* [TASK REQUIREMENTS] Gather the lines below that include the string "cereal", copying each in full.

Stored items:

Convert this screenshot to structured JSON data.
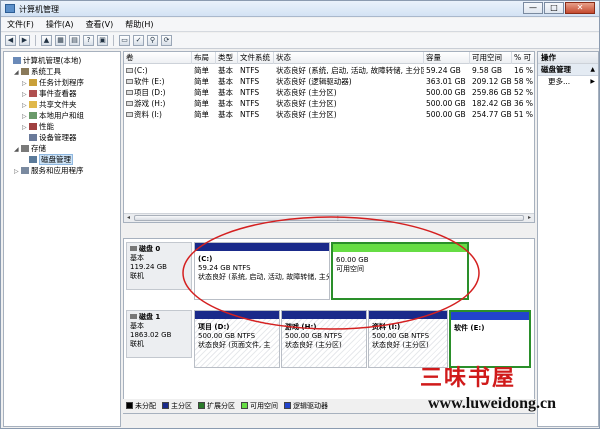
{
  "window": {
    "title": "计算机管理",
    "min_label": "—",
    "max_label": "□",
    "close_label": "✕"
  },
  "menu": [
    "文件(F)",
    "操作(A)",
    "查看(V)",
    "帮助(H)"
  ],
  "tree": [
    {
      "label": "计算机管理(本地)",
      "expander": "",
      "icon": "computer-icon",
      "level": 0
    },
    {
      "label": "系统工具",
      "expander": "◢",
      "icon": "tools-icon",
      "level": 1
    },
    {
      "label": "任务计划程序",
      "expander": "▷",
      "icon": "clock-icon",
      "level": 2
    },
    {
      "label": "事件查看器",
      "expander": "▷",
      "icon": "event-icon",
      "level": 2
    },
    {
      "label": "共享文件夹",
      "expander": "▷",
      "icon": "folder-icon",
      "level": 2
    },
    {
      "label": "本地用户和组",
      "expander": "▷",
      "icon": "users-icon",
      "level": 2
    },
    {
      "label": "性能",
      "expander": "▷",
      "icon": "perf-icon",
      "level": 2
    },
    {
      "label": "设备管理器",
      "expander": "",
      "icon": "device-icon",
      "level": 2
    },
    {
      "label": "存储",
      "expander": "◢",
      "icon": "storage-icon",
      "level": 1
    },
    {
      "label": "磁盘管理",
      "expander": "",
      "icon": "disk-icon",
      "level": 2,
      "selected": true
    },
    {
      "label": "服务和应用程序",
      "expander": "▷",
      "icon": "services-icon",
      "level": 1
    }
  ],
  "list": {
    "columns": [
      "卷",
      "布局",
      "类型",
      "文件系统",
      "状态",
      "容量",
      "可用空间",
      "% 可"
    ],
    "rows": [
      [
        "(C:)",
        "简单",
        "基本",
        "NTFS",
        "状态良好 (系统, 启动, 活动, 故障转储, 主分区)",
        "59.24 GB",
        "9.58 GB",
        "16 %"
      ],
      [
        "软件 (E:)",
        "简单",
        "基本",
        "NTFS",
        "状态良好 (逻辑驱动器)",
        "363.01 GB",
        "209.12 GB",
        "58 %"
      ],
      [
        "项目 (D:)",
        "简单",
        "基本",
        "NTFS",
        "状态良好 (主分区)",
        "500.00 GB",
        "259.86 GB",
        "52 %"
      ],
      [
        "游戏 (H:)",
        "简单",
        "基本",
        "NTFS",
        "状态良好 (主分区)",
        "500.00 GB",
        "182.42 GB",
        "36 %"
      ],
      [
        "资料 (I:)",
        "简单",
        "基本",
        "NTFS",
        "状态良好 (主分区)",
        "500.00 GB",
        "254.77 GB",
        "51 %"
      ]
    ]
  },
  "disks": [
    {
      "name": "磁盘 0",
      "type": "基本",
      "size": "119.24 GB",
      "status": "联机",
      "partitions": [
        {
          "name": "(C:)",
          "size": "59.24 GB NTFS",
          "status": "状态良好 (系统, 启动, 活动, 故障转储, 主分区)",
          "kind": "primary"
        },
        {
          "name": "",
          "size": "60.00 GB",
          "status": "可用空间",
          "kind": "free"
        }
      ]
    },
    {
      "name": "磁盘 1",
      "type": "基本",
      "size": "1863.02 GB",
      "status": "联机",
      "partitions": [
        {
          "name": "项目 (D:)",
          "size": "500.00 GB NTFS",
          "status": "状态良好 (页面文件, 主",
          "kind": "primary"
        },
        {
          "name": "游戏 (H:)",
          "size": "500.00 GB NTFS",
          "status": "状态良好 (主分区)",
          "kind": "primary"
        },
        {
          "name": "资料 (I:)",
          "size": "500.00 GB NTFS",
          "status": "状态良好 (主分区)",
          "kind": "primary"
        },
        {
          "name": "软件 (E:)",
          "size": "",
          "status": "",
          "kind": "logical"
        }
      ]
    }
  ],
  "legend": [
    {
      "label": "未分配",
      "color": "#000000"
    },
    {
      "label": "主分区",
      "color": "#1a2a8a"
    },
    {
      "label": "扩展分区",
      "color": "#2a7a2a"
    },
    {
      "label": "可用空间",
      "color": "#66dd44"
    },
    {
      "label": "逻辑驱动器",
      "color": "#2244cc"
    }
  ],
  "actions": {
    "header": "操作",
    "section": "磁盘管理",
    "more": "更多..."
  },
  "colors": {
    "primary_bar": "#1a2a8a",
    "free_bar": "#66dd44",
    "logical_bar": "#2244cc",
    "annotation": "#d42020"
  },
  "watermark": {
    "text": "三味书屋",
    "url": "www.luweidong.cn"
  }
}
--
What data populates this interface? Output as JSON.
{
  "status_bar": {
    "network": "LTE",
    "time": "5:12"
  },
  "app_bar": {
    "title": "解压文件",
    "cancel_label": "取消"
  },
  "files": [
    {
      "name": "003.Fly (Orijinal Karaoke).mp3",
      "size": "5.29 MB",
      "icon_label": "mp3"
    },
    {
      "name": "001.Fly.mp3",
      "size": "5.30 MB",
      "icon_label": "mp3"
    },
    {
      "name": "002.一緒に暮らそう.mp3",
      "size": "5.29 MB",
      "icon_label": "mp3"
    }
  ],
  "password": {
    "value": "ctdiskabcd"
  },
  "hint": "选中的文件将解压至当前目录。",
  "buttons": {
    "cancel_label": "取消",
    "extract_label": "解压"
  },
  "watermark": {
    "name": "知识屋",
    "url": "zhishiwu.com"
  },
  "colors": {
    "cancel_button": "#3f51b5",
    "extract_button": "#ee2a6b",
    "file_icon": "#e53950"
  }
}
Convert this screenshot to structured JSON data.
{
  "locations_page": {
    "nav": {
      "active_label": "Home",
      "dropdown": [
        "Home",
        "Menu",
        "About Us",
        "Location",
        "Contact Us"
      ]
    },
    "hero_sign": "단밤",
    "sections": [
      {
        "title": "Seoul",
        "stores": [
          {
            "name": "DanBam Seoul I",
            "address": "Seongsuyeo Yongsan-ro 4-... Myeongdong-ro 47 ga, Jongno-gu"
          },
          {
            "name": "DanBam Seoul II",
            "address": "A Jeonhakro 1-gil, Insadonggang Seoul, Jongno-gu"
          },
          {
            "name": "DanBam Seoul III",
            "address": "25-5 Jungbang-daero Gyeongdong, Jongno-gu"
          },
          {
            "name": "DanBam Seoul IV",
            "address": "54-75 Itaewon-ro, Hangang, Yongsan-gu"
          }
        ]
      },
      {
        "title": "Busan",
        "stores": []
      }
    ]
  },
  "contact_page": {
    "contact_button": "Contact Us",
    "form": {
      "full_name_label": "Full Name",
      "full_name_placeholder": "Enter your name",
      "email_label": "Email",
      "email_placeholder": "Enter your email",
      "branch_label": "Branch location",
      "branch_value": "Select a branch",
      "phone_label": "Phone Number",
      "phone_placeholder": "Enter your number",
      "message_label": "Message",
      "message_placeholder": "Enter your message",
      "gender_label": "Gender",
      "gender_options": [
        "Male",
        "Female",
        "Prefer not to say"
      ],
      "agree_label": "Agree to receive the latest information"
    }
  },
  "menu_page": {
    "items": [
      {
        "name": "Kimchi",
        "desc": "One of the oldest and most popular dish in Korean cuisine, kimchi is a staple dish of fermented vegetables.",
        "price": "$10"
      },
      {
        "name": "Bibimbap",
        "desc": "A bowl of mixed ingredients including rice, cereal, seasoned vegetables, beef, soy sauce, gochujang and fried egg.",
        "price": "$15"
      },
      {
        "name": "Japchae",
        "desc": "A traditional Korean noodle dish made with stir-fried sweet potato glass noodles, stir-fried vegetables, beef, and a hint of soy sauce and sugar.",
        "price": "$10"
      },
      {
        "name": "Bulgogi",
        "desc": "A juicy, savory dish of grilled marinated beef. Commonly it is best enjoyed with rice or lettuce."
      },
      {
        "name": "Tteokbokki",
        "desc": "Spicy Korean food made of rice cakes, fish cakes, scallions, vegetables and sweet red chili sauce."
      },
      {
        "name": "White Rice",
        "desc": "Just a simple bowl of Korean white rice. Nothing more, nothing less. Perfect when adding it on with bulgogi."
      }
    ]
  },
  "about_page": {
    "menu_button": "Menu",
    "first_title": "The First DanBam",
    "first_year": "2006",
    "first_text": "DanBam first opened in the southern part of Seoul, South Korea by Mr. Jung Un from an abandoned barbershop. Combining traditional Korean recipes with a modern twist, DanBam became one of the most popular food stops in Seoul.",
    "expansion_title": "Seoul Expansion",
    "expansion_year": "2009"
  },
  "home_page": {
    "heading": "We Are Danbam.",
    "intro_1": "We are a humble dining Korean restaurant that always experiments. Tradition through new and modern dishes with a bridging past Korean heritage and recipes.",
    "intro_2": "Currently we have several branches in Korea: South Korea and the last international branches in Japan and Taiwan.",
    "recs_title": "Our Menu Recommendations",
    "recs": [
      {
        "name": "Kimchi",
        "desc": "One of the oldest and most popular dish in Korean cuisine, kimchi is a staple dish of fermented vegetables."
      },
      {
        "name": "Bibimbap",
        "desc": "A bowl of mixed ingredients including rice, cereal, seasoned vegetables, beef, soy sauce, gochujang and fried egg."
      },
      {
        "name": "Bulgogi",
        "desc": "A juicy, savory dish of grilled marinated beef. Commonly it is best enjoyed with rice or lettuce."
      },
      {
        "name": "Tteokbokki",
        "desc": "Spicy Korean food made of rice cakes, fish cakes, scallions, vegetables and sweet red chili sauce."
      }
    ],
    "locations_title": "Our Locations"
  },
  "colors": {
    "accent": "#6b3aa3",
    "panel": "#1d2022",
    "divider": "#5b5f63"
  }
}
* * *
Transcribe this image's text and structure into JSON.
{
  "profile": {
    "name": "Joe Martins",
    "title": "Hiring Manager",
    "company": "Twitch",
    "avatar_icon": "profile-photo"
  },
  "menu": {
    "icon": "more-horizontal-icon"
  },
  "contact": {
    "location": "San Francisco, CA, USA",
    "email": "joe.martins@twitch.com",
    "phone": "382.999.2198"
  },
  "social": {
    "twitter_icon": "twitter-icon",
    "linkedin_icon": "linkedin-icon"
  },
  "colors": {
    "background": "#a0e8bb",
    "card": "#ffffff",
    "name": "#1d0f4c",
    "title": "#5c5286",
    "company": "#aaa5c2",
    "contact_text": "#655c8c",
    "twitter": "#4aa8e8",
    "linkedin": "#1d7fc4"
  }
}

* [SOLUTION]
        "desc": "A bowl of mixed ingredients including rice, cereal, seasoned vegetables, beef, soy sauce, gochujang and fried egg.",
        "desc": "A bowl of mixed ingredients including rice, cereal, seasoned vegetables, beef, soy sauce, gochujang and fried egg."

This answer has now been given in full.